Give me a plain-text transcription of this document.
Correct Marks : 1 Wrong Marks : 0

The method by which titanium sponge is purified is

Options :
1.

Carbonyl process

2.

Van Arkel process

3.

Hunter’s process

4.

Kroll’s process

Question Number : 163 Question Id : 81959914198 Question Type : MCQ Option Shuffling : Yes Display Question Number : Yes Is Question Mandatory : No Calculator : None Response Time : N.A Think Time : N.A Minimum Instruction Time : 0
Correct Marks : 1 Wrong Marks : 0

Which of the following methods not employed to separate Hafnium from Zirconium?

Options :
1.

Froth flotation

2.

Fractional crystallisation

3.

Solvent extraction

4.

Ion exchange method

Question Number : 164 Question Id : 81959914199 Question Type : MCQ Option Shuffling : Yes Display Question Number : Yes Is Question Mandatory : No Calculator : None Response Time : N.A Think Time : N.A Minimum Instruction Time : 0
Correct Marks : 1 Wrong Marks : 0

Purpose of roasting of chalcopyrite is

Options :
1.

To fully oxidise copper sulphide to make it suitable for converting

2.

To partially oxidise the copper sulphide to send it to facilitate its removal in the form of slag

* * *

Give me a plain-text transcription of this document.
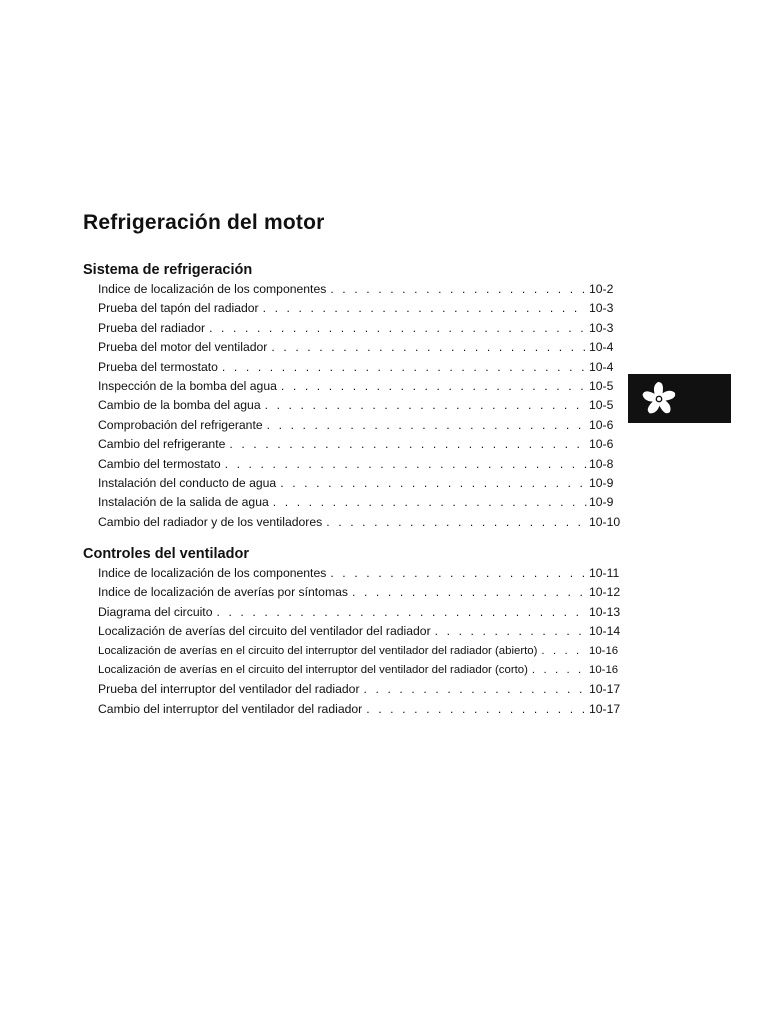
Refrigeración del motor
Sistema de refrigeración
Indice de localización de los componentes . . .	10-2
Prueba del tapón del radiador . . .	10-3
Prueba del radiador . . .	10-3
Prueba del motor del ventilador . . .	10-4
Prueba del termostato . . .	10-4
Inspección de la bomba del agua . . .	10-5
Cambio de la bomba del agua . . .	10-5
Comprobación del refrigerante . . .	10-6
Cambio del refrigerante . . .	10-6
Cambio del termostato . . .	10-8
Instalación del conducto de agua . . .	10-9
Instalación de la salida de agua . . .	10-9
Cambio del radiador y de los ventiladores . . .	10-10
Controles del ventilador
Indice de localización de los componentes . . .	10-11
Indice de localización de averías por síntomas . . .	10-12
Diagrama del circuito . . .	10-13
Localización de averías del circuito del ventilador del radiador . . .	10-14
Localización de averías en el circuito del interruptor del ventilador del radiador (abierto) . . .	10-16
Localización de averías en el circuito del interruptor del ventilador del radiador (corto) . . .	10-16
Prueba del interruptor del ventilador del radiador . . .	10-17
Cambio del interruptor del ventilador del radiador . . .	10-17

==

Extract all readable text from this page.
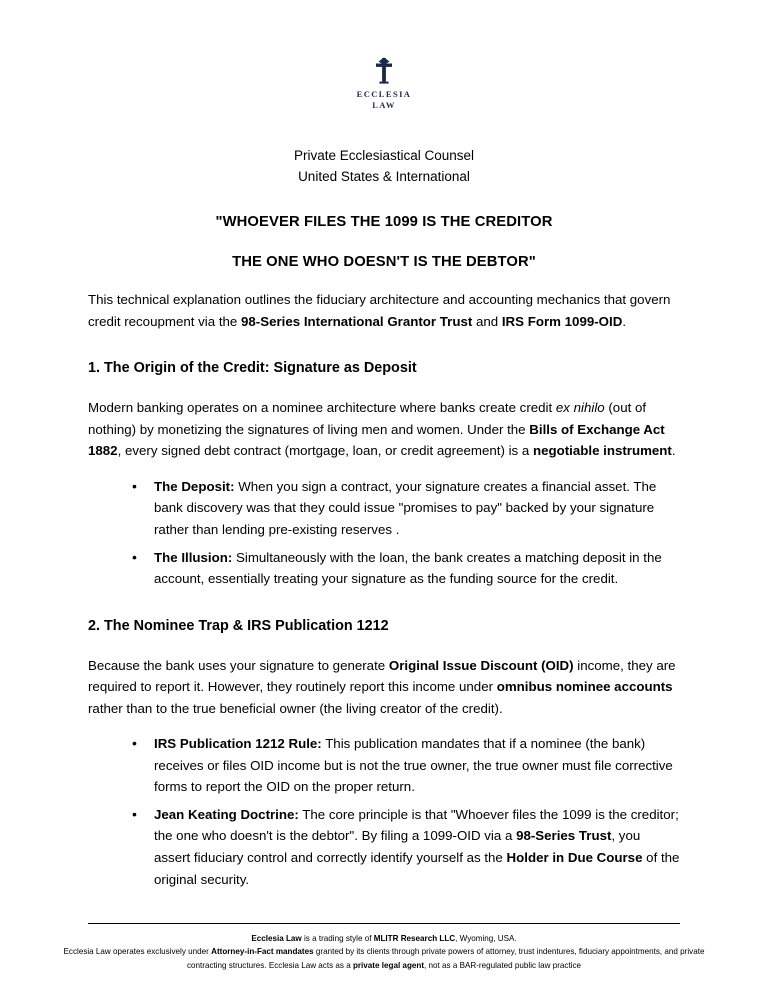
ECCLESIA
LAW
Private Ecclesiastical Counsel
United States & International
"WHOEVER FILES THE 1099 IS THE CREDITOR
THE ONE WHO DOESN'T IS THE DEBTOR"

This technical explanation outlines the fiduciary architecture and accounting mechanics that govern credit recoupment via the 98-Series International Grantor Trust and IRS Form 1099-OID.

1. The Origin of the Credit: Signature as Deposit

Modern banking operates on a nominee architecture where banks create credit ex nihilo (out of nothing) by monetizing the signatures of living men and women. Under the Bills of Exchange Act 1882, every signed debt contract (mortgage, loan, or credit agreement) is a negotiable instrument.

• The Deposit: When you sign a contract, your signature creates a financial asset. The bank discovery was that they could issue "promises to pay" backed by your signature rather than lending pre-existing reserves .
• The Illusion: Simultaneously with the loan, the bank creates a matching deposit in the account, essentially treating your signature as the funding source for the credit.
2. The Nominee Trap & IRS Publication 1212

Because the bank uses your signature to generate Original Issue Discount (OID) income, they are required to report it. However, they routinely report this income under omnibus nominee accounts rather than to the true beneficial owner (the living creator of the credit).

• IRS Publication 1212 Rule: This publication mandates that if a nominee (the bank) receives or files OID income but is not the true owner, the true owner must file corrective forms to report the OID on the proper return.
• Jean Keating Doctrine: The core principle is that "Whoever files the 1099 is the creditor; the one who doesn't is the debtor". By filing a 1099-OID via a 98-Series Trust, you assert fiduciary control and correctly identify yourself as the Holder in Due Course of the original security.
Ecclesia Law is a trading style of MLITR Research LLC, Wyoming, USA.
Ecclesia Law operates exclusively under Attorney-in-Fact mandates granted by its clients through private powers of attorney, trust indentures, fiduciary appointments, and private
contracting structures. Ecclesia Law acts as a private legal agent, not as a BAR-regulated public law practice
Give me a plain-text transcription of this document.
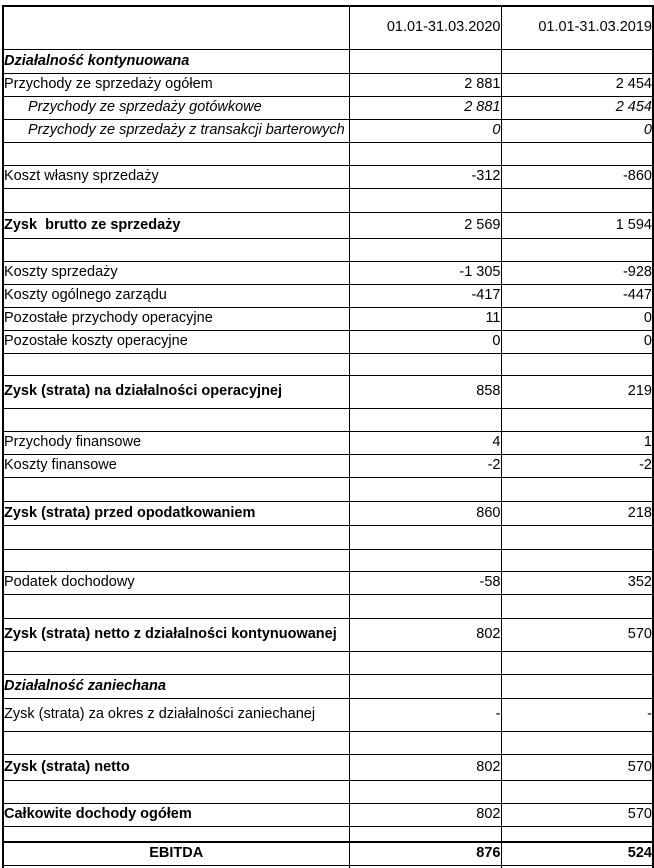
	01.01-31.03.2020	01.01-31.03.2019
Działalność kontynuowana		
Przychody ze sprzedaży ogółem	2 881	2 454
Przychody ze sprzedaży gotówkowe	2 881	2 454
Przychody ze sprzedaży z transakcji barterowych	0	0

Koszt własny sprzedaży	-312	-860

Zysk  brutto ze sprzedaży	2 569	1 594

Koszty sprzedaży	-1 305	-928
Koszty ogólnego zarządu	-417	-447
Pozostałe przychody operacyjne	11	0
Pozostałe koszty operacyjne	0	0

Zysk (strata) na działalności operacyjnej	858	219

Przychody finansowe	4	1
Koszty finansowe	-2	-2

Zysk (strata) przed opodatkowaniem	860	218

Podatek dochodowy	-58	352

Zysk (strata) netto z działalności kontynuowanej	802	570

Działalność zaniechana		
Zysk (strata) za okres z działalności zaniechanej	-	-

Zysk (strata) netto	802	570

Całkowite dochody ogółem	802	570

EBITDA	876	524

▸ What is being asked
Go through the records and show every line with the string "income" in it.

▸ Reply
Because the bank uses your signature to generate Original Issue Discount (OID) income, they are required to report it. However, they routinely report this income under omnibus nominee accounts rather than to the true beneficial owner (the living creator of the credit).
• IRS Publication 1212 Rule: This publication mandates that if a nominee (the bank) receives or files OID income but is not the true owner, the true owner must file corrective forms to report the OID on the proper return.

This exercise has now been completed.